═════ GIVEN ENTRIES

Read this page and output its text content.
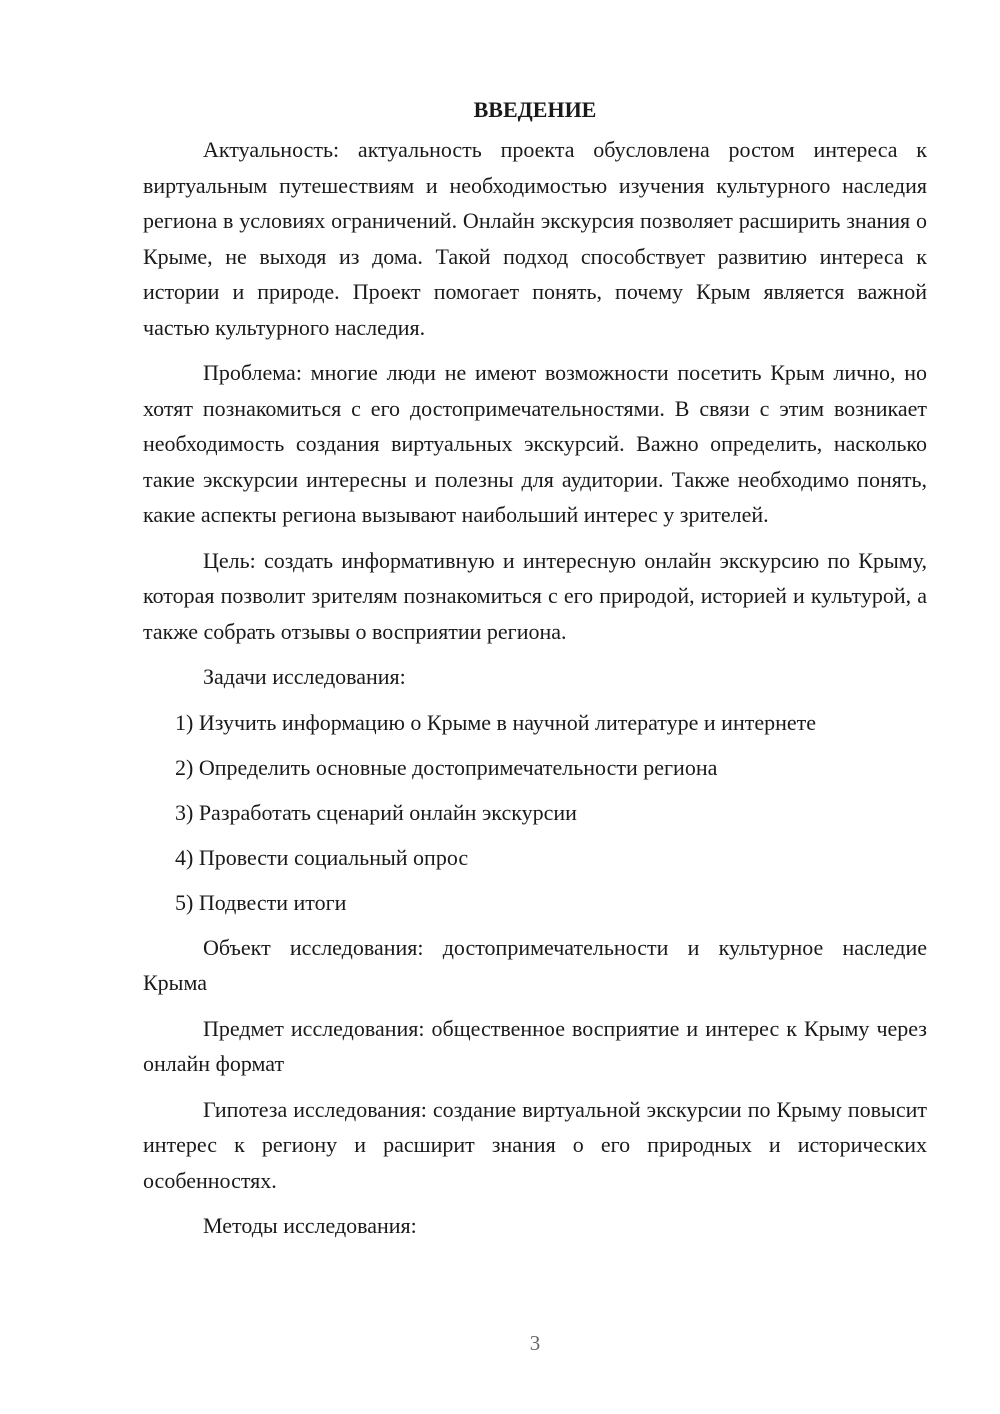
ВВЕДЕНИЕ

Актуальность: актуальность проекта обусловлена ростом интереса к виртуальным путешествиям и необходимостью изучения культурного наследия региона в условиях ограничений. Онлайн экскурсия позволяет расширить знания о Крыме, не выходя из дома. Такой подход способствует развитию интереса к истории и природе. Проект помогает понять, почему Крым является важной частью культурного наследия.

Проблема: многие люди не имеют возможности посетить Крым лично, но хотят познакомиться с его достопримечательностями. В связи с этим возникает необходимость создания виртуальных экскурсий. Важно определить, насколько такие экскурсии интересны и полезны для аудитории. Также необходимо понять, какие аспекты региона вызывают наибольший интерес у зрителей.

Цель: создать информативную и интересную онлайн экскурсию по Крыму, которая позволит зрителям познакомиться с его природой, историей и культурой, а также собрать отзывы о восприятии региона.

Задачи исследования:

1) Изучить информацию о Крыме в научной литературе и интернете
2) Определить основные достопримечательности региона
3) Разработать сценарий онлайн экскурсии
4) Провести социальный опрос
5) Подвести итоги

Объект исследования: достопримечательности и культурное наследие Крыма

Предмет исследования: общественное восприятие и интерес к Крыму через онлайн формат

Гипотеза исследования: создание виртуальной экскурсии по Крыму повысит интерес к региону и расширит знания о его природных и исторических особенностях.

Методы исследования:

3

══════════

Pull out every line of the records above that contains the word "достопримечательности".

RESULT OF THE EXERCISE:
2) Определить основные достопримечательности региона
Объект исследования: достопримечательности и культурное наследие Крыма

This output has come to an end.